Written instruction:
Write the data below out exactly as it stands. Do not include the pictures.

Provided information:
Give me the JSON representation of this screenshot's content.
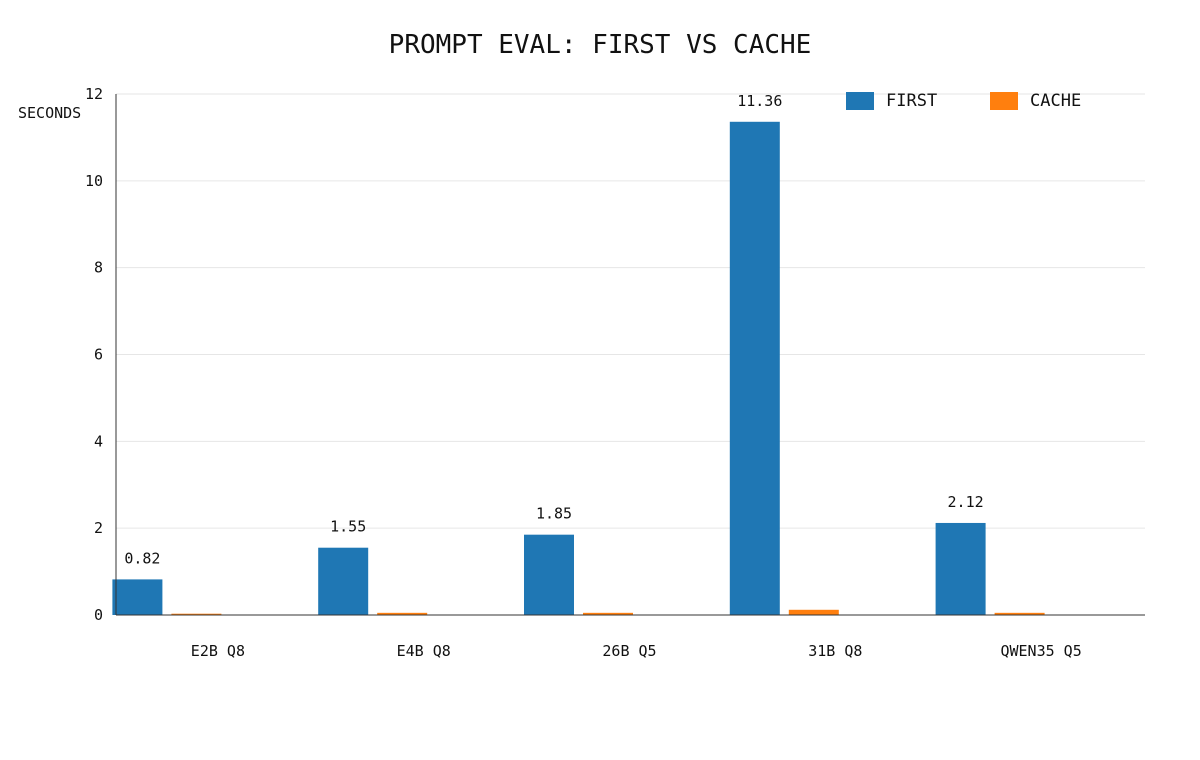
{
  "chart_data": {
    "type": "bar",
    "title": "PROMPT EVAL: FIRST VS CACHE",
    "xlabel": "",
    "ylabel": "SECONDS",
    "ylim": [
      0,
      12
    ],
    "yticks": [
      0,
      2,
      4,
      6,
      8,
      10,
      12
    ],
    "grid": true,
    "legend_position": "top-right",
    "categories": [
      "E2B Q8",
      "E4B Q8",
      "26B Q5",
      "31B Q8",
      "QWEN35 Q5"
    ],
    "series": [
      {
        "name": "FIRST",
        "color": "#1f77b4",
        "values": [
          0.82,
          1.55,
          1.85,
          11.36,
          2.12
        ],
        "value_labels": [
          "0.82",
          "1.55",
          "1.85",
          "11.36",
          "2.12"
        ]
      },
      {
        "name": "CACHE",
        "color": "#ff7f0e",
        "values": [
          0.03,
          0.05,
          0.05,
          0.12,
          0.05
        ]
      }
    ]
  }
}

Full output:
Give me the JSON representation of this screenshot's content.
{
  "chart_data": {
    "type": "bar",
    "title": "PROMPT EVAL: FIRST VS CACHE",
    "xlabel": "",
    "ylabel": "SECONDS",
    "ylim": [
      0,
      12
    ],
    "yticks": [
      0,
      2,
      4,
      6,
      8,
      10,
      12
    ],
    "grid": true,
    "legend_position": "top-right",
    "categories": [
      "E2B Q8",
      "E4B Q8",
      "26B Q5",
      "31B Q8",
      "QWEN35 Q5"
    ],
    "series": [
      {
        "name": "FIRST",
        "color": "#1f77b4",
        "values": [
          0.82,
          1.55,
          1.85,
          11.36,
          2.12
        ],
        "value_labels": [
          "0.82",
          "1.55",
          "1.85",
          "11.36",
          "2.12"
        ]
      },
      {
        "name": "CACHE",
        "color": "#ff7f0e",
        "values": [
          0.03,
          0.05,
          0.05,
          0.12,
          0.05
        ]
      }
    ]
  }
}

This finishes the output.